What you will do
Copy the data that follows, character for character, minus the pictures.

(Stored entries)
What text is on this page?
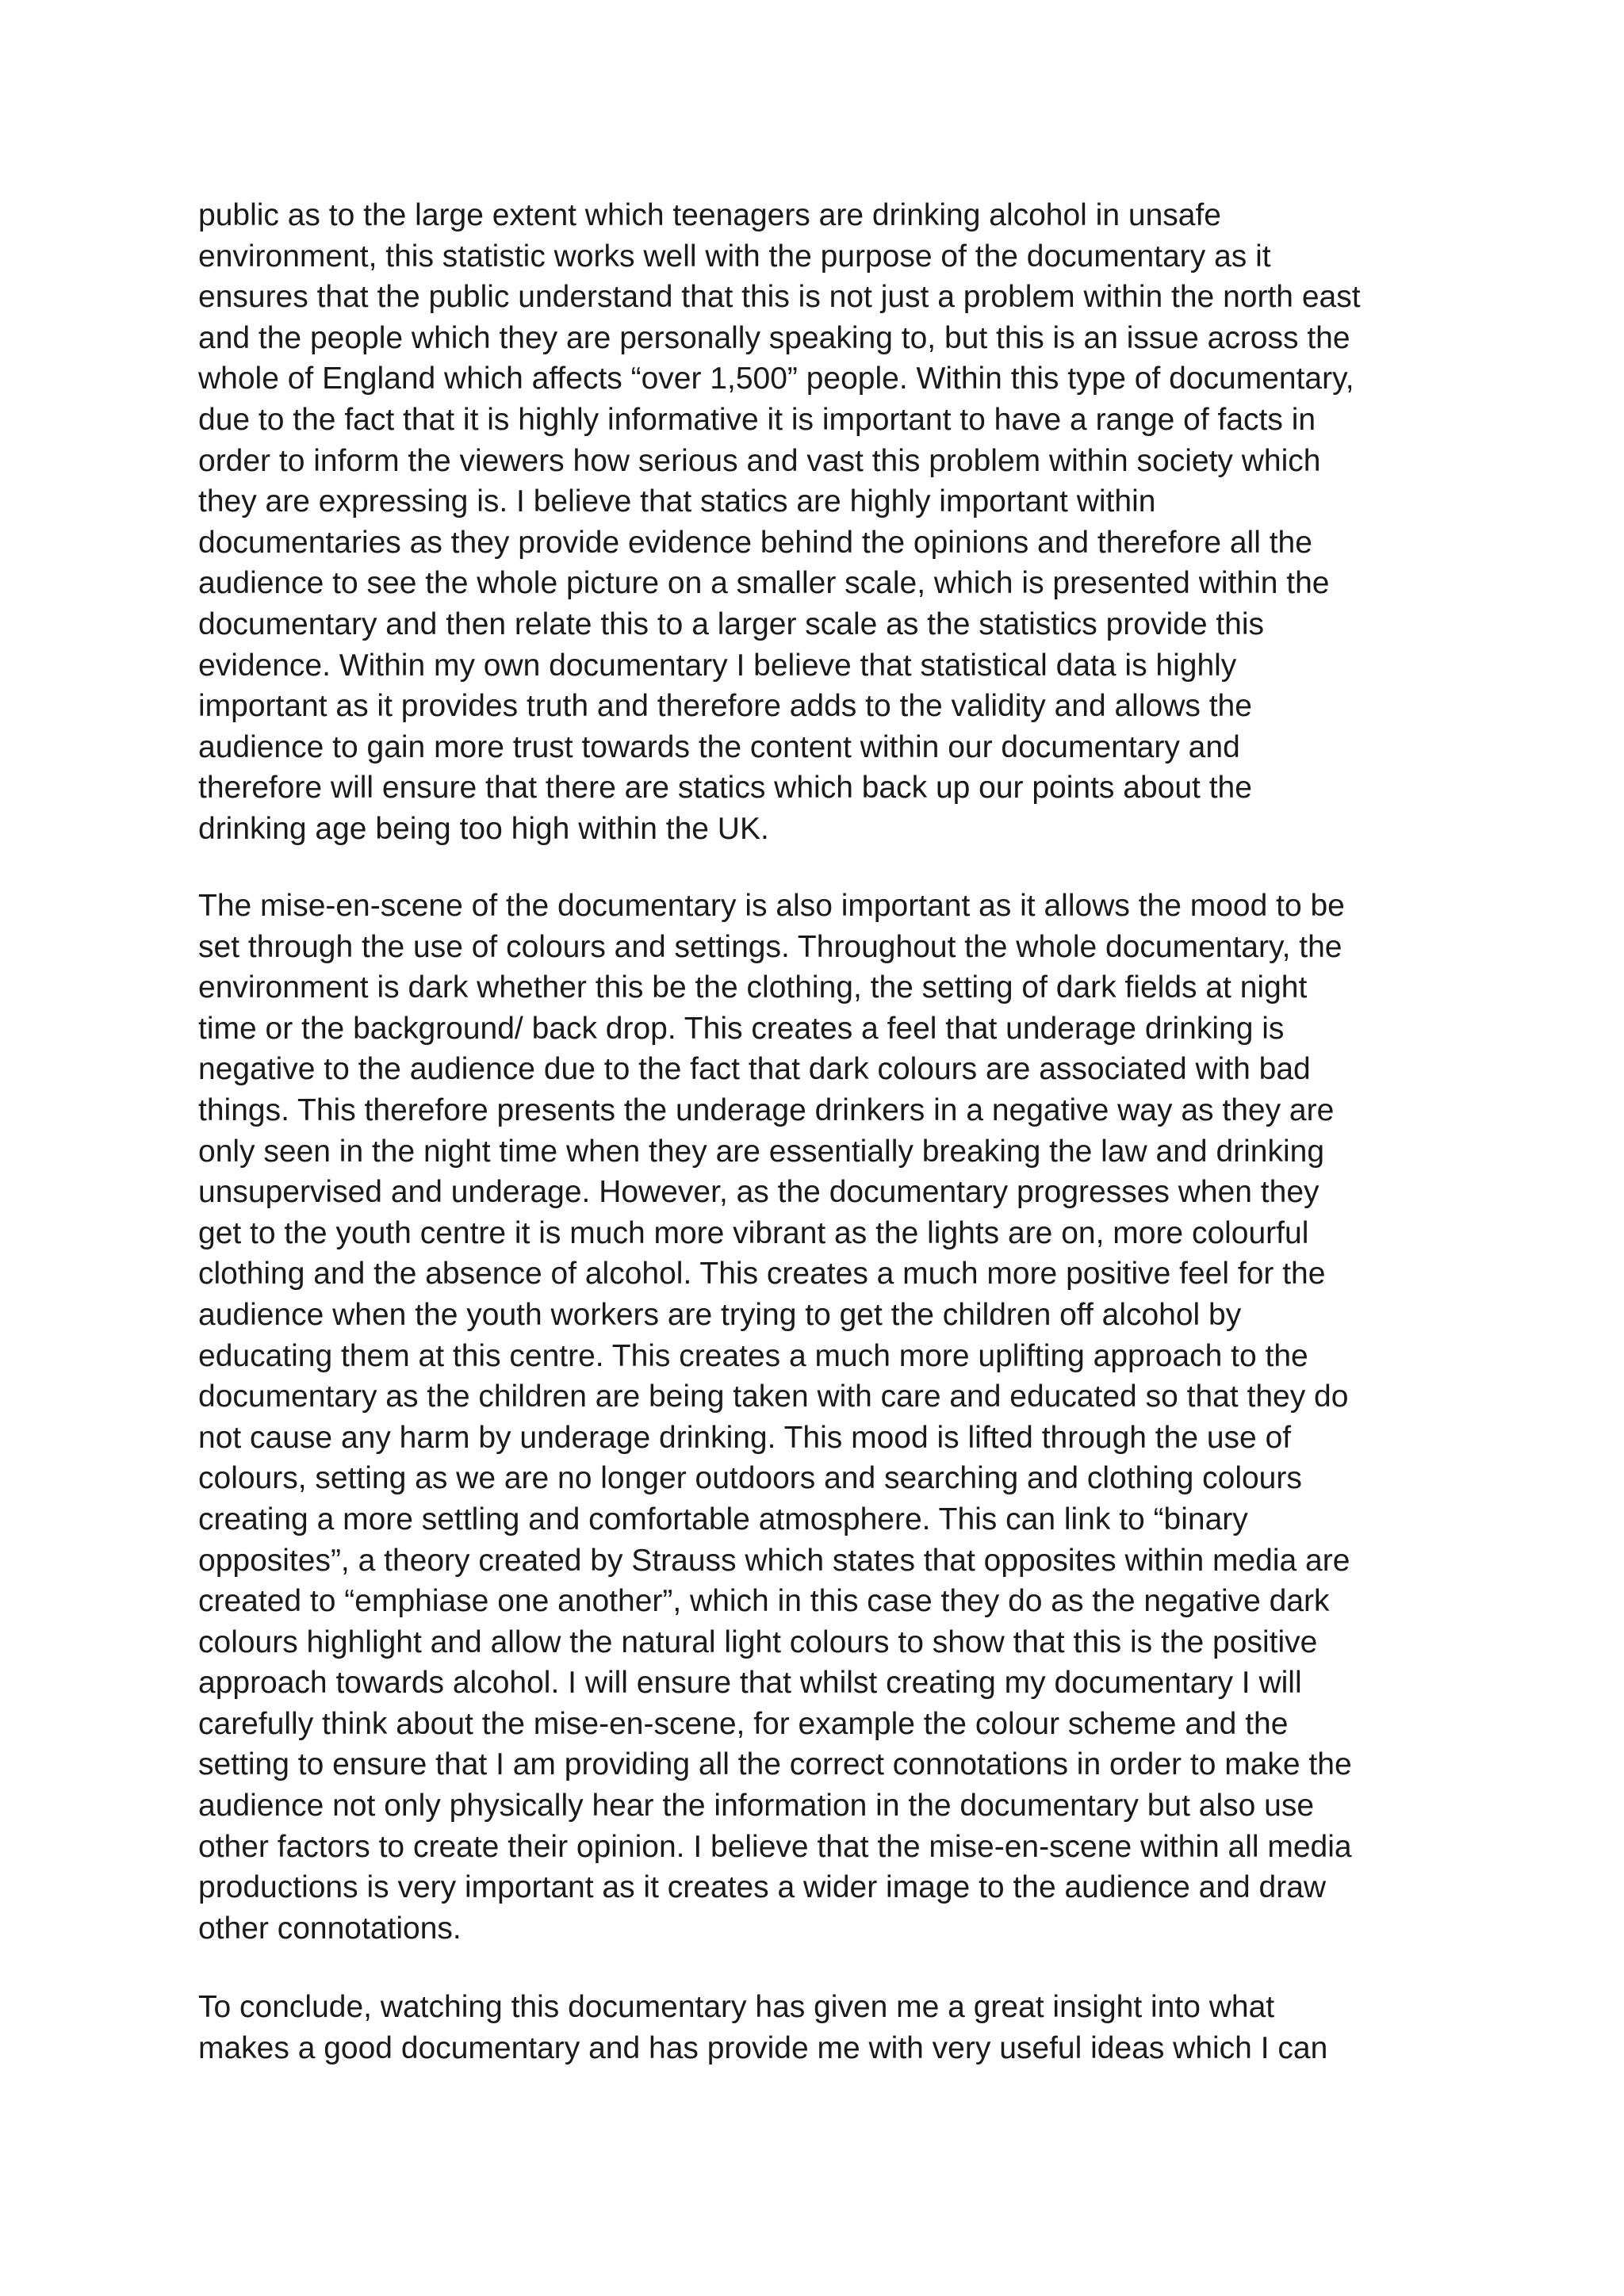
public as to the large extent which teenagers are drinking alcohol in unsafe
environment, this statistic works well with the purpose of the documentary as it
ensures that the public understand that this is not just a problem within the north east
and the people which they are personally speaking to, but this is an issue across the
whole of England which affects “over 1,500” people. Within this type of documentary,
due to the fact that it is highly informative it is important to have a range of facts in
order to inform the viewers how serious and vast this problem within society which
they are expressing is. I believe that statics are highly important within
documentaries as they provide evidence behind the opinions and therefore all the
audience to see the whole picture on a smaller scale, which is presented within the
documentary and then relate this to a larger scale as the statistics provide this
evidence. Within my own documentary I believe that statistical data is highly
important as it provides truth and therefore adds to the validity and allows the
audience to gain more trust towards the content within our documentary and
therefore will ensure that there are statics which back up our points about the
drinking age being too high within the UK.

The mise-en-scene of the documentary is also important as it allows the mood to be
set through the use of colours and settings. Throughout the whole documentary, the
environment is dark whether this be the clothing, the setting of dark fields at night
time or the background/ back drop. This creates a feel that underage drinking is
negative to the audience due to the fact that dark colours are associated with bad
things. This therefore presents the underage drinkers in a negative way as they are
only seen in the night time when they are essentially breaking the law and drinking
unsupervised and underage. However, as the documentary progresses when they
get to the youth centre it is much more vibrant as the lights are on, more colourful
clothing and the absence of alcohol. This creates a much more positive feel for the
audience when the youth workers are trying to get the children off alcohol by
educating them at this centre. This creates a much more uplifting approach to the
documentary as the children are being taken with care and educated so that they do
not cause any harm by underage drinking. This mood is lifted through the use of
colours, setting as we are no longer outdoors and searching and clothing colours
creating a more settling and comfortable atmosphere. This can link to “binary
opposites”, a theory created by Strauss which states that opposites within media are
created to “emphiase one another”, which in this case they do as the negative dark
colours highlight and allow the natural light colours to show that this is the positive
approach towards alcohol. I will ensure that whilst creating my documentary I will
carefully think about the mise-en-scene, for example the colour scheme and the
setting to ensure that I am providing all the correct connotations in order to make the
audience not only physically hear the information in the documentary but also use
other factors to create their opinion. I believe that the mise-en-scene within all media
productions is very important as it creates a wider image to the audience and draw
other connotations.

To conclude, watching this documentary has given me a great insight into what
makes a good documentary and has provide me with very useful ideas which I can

Written answer
What text is on this page?
public as to the large extent which teenagers are drinking alcohol in unsafe
environment, this statistic works well with the purpose of the documentary as it
ensures that the public understand that this is not just a problem within the north east
and the people which they are personally speaking to, but this is an issue across the
whole of England which affects “over 1,500” people. Within this type of documentary,
due to the fact that it is highly informative it is important to have a range of facts in
order to inform the viewers how serious and vast this problem within society which
they are expressing is. I believe that statics are highly important within
documentaries as they provide evidence behind the opinions and therefore all the
audience to see the whole picture on a smaller scale, which is presented within the
documentary and then relate this to a larger scale as the statistics provide this
evidence. Within my own documentary I believe that statistical data is highly
important as it provides truth and therefore adds to the validity and allows the
audience to gain more trust towards the content within our documentary and
therefore will ensure that there are statics which back up our points about the
drinking age being too high within the UK.

The mise-en-scene of the documentary is also important as it allows the mood to be
set through the use of colours and settings. Throughout the whole documentary, the
environment is dark whether this be the clothing, the setting of dark fields at night
time or the background/ back drop. This creates a feel that underage drinking is
negative to the audience due to the fact that dark colours are associated with bad
things. This therefore presents the underage drinkers in a negative way as they are
only seen in the night time when they are essentially breaking the law and drinking
unsupervised and underage. However, as the documentary progresses when they
get to the youth centre it is much more vibrant as the lights are on, more colourful
clothing and the absence of alcohol. This creates a much more positive feel for the
audience when the youth workers are trying to get the children off alcohol by
educating them at this centre. This creates a much more uplifting approach to the
documentary as the children are being taken with care and educated so that they do
not cause any harm by underage drinking. This mood is lifted through the use of
colours, setting as we are no longer outdoors and searching and clothing colours
creating a more settling and comfortable atmosphere. This can link to “binary
opposites”, a theory created by Strauss which states that opposites within media are
created to “emphiase one another”, which in this case they do as the negative dark
colours highlight and allow the natural light colours to show that this is the positive
approach towards alcohol. I will ensure that whilst creating my documentary I will
carefully think about the mise-en-scene, for example the colour scheme and the
setting to ensure that I am providing all the correct connotations in order to make the
audience not only physically hear the information in the documentary but also use
other factors to create their opinion. I believe that the mise-en-scene within all media
productions is very important as it creates a wider image to the audience and draw
other connotations.

To conclude, watching this documentary has given me a great insight into what
makes a good documentary and has provide me with very useful ideas which I can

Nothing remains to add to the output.